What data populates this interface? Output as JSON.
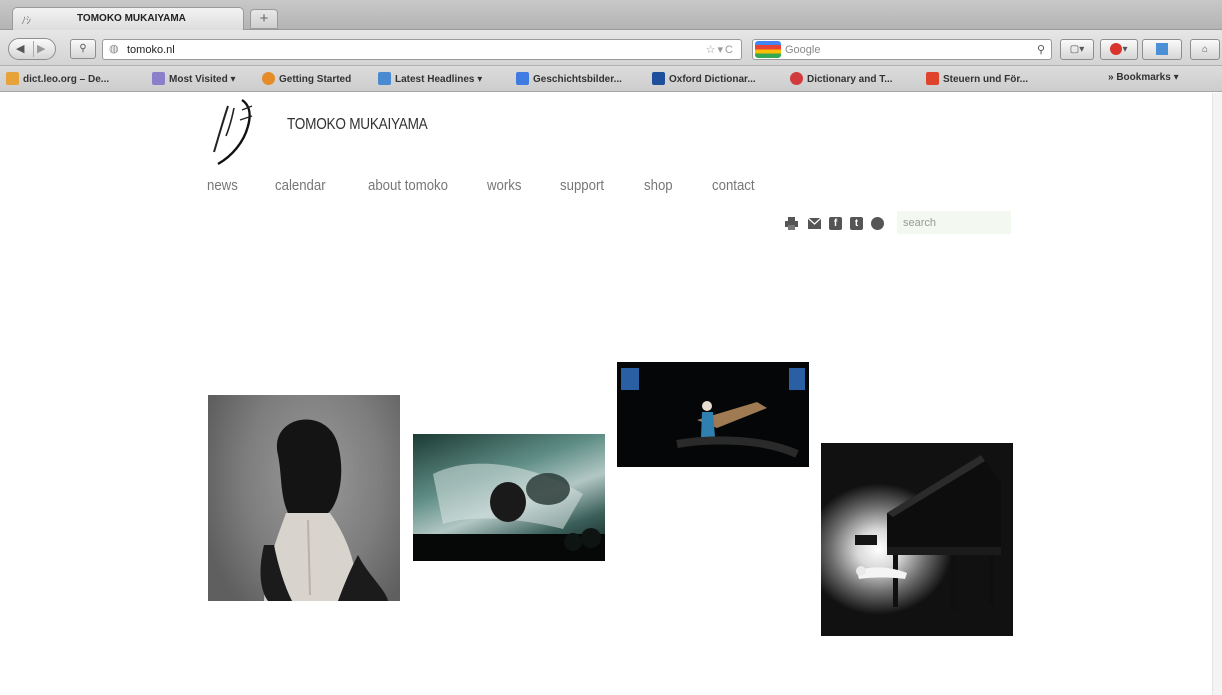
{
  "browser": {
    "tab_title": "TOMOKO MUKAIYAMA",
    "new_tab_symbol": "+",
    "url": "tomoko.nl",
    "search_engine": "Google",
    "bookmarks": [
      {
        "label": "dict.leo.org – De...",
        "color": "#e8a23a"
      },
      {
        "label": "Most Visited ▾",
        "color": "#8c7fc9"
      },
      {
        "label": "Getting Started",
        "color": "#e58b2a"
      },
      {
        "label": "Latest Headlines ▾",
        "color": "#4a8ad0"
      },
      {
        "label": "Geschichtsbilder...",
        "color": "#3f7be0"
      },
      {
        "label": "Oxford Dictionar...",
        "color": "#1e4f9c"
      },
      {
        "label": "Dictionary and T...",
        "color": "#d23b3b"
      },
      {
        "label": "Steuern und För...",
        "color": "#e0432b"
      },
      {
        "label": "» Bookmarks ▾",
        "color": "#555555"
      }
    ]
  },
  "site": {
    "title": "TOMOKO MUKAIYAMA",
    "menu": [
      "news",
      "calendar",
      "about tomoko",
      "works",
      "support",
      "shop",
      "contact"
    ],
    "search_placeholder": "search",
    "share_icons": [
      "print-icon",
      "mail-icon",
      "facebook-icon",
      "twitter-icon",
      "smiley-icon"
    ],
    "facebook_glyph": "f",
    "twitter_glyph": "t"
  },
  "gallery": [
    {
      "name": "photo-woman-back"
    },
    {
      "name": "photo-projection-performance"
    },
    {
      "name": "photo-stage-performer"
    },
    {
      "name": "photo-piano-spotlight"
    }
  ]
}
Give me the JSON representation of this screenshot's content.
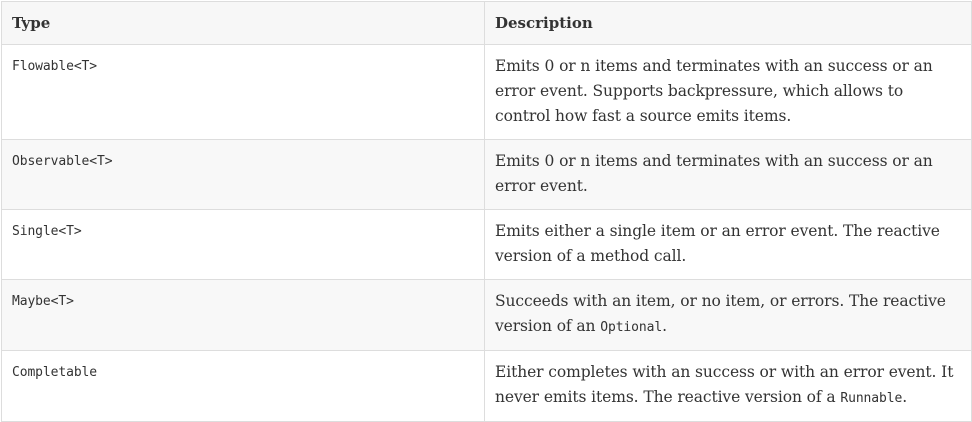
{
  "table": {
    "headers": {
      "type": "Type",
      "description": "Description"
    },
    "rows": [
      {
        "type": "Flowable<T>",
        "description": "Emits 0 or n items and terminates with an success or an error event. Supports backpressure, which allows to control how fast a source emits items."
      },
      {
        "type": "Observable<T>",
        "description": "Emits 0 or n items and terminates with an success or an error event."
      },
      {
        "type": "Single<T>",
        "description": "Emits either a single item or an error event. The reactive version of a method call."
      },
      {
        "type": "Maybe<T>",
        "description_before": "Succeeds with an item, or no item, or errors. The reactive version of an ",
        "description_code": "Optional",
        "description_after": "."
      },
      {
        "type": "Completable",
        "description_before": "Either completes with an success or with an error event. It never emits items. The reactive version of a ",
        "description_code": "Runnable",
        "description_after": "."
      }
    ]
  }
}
□ □ □ □ □ □ □
- Exercise aim
Write the records out again in full, exactly, and skip every picture.

- Solved problem
What data populates this interface? Output as JSON.
{
  "browser": {
    "tab_title": "TOMOKO MUKAIYAMA",
    "new_tab_symbol": "+",
    "url": "tomoko.nl",
    "search_engine": "Google",
    "bookmarks": [
      {
        "label": "dict.leo.org – De...",
        "color": "#e8a23a"
      },
      {
        "label": "Most Visited ▾",
        "color": "#8c7fc9"
      },
      {
        "label": "Getting Started",
        "color": "#e58b2a"
      },
      {
        "label": "Latest Headlines ▾",
        "color": "#4a8ad0"
      },
      {
        "label": "Geschichtsbilder...",
        "color": "#3f7be0"
      },
      {
        "label": "Oxford Dictionar...",
        "color": "#1e4f9c"
      },
      {
        "label": "Dictionary and T...",
        "color": "#d23b3b"
      },
      {
        "label": "Steuern und För...",
        "color": "#e0432b"
      },
      {
        "label": "» Bookmarks ▾",
        "color": "#555555"
      }
    ]
  },
  "site": {
    "title": "TOMOKO MUKAIYAMA",
    "menu": [
      "news",
      "calendar",
      "about tomoko",
      "works",
      "support",
      "shop",
      "contact"
    ],
    "search_placeholder": "search",
    "share_icons": [
      "print-icon",
      "mail-icon",
      "facebook-icon",
      "twitter-icon",
      "smiley-icon"
    ],
    "facebook_glyph": "f",
    "twitter_glyph": "t"
  },
  "gallery": [
    {
      "name": "photo-woman-back"
    },
    {
      "name": "photo-projection-performance"
    },
    {
      "name": "photo-stage-performer"
    },
    {
      "name": "photo-piano-spotlight"
    }
  ]
}
Give me the JSON representation of this screenshot's content.
{
  "table": {
    "headers": {
      "type": "Type",
      "description": "Description"
    },
    "rows": [
      {
        "type": "Flowable<T>",
        "description": "Emits 0 or n items and terminates with an success or an error event. Supports backpressure, which allows to control how fast a source emits items."
      },
      {
        "type": "Observable<T>",
        "description": "Emits 0 or n items and terminates with an success or an error event."
      },
      {
        "type": "Single<T>",
        "description": "Emits either a single item or an error event. The reactive version of a method call."
      },
      {
        "type": "Maybe<T>",
        "description_before": "Succeeds with an item, or no item, or errors. The reactive version of an ",
        "description_code": "Optional",
        "description_after": "."
      },
      {
        "type": "Completable",
        "description_before": "Either completes with an success or with an error event. It never emits items. The reactive version of a ",
        "description_code": "Runnable",
        "description_after": "."
      }
    ]
  }
}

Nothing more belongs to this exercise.